▶ **What you have to do**:
Your copy should contain exactly the lines from the one that holds "Enumerate this screenshot's" through the end of the material, reproduced as written, with no pictures.

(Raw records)
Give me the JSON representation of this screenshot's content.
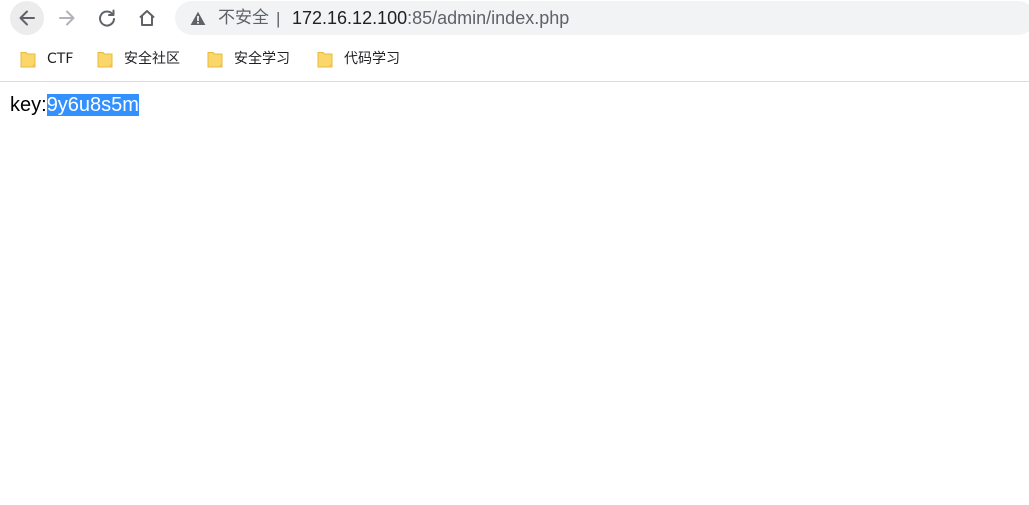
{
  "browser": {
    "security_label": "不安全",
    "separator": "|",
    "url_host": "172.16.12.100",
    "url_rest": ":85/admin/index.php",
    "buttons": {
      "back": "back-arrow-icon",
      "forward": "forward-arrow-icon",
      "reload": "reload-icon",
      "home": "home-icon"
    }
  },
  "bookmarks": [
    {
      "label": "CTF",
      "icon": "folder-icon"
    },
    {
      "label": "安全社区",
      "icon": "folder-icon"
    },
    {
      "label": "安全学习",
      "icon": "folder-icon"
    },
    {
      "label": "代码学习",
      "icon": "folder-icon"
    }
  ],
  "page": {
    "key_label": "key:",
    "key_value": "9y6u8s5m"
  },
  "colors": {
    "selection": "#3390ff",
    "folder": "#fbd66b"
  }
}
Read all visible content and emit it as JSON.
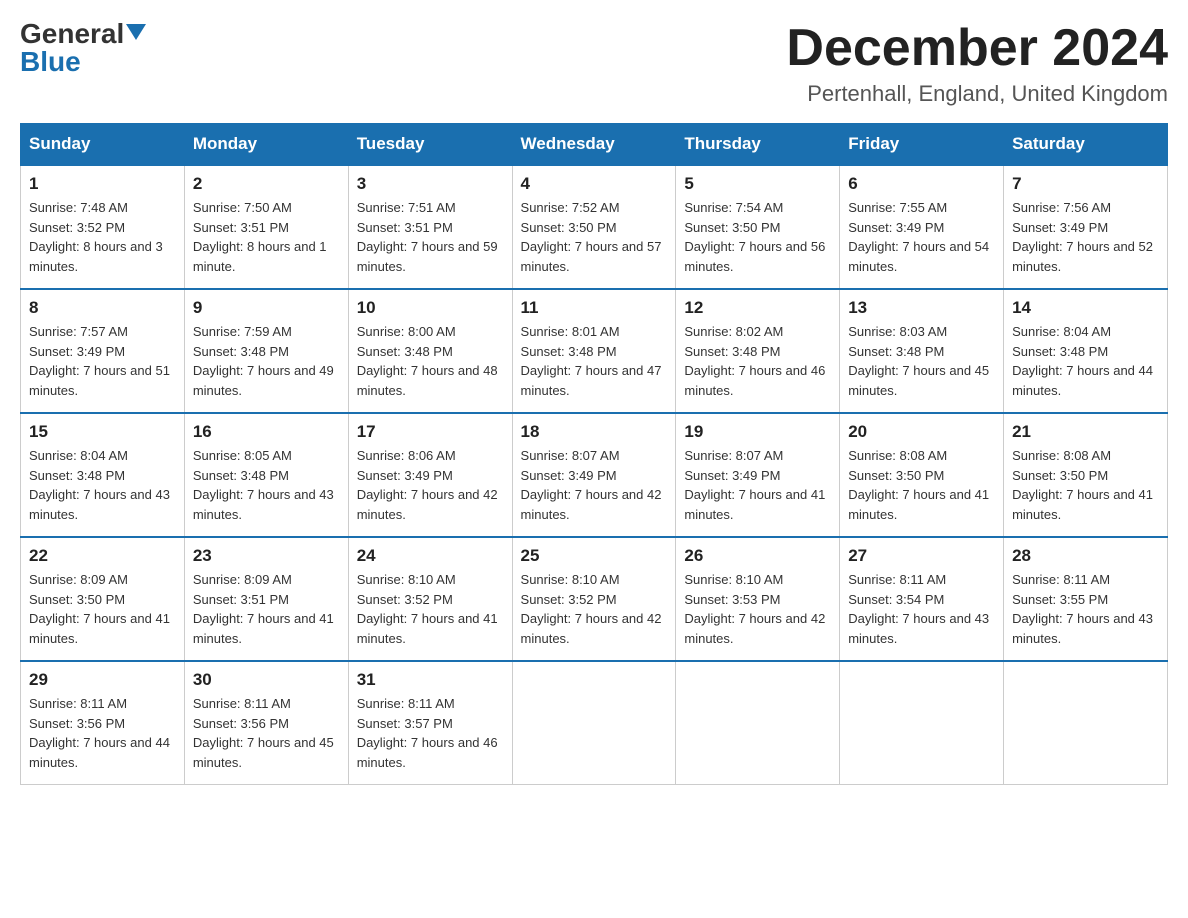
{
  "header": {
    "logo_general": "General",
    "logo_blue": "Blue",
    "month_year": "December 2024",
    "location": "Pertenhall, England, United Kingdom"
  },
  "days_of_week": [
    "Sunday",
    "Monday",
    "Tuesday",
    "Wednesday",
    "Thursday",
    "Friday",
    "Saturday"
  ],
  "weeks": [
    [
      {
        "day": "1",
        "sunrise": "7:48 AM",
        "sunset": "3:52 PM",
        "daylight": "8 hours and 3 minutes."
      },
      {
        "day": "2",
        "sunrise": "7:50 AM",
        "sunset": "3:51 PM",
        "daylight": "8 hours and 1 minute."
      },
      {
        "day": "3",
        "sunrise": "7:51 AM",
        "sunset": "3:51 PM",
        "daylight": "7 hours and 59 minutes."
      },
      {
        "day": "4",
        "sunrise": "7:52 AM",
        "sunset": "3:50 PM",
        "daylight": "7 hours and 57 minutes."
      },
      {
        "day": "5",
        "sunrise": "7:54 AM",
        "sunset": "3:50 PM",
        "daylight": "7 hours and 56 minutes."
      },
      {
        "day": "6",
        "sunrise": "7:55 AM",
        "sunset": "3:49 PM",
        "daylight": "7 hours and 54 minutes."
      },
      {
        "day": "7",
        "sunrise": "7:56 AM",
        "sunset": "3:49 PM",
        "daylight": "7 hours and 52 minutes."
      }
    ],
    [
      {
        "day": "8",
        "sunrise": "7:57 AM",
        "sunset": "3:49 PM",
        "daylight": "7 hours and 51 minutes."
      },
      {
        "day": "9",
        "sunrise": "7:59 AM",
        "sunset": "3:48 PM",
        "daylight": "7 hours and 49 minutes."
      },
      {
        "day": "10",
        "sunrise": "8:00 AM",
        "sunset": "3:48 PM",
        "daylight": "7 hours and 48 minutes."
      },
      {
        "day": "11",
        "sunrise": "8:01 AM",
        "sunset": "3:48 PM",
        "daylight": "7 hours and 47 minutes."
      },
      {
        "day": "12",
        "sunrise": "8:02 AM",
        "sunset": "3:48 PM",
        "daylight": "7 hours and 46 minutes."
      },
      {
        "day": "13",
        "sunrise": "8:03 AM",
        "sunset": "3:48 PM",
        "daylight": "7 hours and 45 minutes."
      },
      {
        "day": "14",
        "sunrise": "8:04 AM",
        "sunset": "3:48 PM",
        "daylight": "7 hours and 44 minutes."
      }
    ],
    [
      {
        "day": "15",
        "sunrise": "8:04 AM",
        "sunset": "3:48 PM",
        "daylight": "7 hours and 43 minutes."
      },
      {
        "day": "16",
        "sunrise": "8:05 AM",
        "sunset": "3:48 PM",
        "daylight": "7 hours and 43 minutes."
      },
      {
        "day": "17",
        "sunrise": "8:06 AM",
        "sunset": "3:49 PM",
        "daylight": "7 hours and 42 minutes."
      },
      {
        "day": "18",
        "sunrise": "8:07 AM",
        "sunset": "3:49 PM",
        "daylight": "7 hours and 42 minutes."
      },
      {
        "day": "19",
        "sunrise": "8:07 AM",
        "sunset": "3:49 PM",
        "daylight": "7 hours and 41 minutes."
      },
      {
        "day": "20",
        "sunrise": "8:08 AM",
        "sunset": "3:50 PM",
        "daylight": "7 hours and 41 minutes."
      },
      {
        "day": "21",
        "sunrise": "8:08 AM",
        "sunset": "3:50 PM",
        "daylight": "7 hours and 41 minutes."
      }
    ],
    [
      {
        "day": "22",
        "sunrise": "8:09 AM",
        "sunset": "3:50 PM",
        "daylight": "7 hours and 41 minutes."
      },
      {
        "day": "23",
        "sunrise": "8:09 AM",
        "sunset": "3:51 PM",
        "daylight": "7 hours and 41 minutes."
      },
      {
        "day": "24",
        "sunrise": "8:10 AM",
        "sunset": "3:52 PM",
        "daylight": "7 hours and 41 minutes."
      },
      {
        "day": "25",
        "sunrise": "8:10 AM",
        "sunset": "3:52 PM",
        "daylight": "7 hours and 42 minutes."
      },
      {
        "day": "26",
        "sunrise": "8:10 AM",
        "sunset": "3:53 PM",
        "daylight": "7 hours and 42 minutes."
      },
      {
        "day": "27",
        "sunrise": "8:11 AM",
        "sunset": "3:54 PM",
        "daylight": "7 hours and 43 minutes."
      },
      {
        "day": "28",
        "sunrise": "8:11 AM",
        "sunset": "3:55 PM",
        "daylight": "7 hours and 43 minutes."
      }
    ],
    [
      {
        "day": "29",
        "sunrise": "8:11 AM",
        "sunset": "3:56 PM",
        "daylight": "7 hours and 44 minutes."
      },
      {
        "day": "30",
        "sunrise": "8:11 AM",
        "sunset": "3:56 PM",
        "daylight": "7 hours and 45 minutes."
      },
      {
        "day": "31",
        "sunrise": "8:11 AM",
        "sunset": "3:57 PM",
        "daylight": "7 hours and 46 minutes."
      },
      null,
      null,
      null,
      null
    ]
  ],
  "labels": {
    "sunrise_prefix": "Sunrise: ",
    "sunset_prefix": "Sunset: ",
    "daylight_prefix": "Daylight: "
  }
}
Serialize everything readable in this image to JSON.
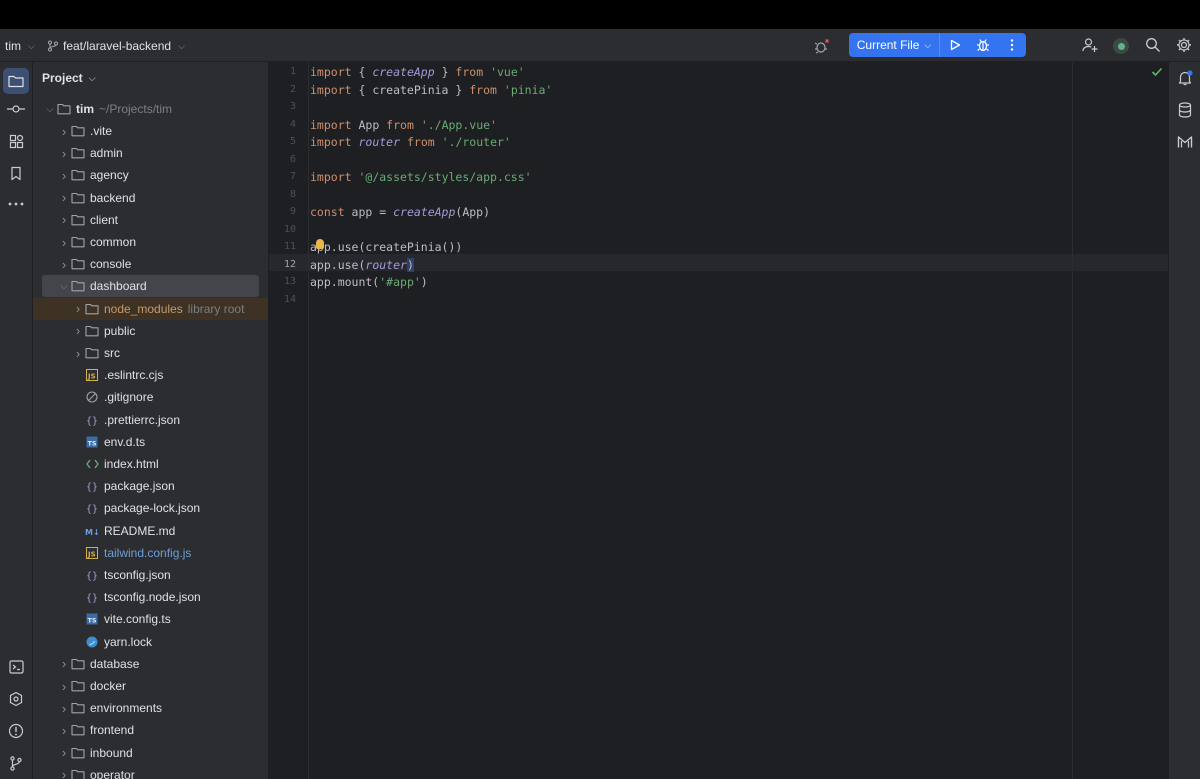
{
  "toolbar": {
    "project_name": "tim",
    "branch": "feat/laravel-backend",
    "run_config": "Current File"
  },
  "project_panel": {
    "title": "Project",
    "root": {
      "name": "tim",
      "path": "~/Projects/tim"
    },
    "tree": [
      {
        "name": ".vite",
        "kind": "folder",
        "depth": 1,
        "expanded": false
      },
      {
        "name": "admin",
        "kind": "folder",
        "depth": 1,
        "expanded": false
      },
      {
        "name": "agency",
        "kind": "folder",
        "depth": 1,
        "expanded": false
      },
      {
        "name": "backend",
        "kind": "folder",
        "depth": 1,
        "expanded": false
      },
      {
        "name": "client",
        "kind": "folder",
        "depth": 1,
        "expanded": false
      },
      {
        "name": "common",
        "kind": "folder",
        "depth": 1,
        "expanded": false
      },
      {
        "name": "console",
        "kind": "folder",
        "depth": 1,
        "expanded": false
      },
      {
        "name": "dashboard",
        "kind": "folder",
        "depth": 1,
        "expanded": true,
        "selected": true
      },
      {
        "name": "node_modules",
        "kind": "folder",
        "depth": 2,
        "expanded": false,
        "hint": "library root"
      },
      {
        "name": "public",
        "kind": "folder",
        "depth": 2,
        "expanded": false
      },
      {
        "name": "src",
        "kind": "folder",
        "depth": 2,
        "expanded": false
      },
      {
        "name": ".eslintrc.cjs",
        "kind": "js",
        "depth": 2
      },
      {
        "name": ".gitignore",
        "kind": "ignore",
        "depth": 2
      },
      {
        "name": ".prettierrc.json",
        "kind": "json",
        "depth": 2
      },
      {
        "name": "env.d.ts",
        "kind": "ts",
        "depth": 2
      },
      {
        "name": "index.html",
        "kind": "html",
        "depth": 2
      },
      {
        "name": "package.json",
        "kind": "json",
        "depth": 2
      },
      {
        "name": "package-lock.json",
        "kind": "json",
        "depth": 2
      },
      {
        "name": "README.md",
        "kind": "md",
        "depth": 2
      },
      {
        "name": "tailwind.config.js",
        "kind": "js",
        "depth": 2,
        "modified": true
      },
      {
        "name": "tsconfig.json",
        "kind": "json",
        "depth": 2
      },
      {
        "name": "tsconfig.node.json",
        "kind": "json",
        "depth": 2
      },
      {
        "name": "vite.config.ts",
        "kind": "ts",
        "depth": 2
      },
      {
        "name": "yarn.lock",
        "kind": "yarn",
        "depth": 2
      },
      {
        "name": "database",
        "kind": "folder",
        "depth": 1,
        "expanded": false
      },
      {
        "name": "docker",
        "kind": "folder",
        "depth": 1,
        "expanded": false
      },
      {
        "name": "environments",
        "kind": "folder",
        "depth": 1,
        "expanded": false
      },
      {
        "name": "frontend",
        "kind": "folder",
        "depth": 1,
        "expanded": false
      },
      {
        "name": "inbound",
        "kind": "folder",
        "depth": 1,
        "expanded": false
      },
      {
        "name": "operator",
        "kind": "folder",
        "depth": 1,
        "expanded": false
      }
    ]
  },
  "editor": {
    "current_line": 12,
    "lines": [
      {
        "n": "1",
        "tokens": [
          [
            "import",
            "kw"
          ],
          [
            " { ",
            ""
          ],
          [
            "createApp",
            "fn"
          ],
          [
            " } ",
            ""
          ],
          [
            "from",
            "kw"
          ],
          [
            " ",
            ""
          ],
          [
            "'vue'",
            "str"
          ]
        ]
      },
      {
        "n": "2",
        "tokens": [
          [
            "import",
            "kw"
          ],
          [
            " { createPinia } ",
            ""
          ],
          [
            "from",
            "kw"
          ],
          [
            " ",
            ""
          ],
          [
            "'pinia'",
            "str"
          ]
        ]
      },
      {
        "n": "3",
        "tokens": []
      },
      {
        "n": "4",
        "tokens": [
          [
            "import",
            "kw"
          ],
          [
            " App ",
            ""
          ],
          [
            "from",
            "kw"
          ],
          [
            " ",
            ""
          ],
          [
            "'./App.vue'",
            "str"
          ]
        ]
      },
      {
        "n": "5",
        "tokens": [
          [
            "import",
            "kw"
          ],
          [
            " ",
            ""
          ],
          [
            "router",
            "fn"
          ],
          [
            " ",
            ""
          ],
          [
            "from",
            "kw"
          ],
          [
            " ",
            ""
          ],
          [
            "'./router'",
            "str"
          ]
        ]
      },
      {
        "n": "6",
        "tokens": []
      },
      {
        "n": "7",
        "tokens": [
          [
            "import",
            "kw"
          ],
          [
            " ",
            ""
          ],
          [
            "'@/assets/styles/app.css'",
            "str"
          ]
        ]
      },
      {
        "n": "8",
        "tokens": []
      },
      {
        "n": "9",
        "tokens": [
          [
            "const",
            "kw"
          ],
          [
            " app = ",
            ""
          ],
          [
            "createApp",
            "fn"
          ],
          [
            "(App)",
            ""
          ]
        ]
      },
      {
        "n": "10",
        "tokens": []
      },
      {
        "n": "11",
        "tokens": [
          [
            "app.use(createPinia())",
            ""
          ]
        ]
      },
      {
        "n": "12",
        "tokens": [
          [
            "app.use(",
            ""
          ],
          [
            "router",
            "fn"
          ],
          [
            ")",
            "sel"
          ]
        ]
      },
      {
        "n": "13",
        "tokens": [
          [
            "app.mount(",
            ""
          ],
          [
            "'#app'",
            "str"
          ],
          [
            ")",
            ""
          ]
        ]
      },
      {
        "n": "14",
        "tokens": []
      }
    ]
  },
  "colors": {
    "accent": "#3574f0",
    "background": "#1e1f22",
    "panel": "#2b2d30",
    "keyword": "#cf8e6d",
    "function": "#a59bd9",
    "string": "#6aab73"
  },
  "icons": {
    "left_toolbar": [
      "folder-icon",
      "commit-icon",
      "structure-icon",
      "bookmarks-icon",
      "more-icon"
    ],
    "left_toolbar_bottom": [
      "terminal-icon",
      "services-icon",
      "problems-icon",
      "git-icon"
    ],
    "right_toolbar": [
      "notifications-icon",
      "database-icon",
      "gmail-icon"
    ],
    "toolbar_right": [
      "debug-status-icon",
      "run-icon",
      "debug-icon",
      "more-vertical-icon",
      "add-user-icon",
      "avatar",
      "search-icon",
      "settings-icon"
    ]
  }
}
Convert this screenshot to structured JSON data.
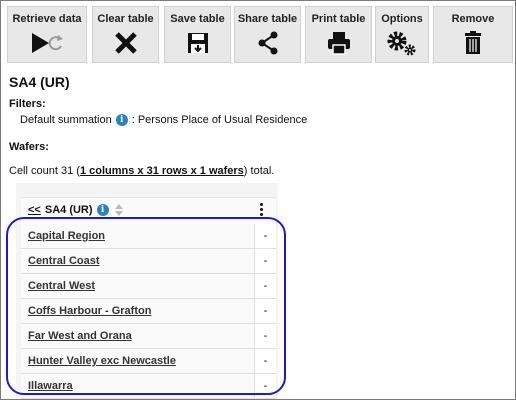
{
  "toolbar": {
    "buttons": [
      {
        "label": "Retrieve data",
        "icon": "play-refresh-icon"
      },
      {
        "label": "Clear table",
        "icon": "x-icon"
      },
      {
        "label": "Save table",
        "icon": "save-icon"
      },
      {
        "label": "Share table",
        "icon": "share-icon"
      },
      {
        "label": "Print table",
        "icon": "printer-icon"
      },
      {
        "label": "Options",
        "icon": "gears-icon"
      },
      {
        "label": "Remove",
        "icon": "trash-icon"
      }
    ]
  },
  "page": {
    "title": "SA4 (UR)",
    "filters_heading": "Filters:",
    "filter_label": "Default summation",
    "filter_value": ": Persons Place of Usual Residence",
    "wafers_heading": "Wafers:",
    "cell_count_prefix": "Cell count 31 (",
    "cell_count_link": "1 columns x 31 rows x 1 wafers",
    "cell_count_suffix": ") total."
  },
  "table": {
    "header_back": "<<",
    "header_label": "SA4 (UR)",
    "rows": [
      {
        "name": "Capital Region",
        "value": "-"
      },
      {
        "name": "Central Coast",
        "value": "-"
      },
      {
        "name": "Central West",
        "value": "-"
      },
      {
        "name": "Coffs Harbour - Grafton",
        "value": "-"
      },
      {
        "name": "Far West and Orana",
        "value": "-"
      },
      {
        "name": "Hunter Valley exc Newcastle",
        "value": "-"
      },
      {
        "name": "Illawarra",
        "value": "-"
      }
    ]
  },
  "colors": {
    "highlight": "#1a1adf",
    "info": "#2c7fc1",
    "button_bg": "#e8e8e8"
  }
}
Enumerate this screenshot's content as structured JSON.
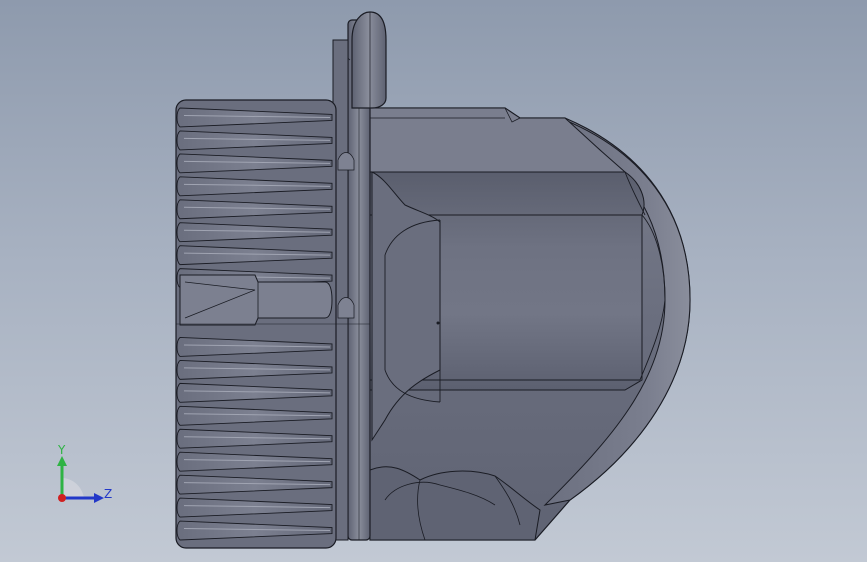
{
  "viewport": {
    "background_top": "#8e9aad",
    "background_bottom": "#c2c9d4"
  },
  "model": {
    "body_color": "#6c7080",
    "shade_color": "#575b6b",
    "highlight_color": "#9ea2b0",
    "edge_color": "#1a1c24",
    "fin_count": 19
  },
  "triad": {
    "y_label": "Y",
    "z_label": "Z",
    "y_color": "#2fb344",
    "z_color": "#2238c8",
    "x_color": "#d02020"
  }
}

▶ **Task response**:
Enumerate this screenshot's content as structured JSON.
{
  "viewport": {
    "background_top": "#8e9aad",
    "background_bottom": "#c2c9d4"
  },
  "model": {
    "body_color": "#6c7080",
    "shade_color": "#575b6b",
    "highlight_color": "#9ea2b0",
    "edge_color": "#1a1c24",
    "fin_count": 19
  },
  "triad": {
    "y_label": "Y",
    "z_label": "Z",
    "y_color": "#2fb344",
    "z_color": "#2238c8",
    "x_color": "#d02020"
  }
}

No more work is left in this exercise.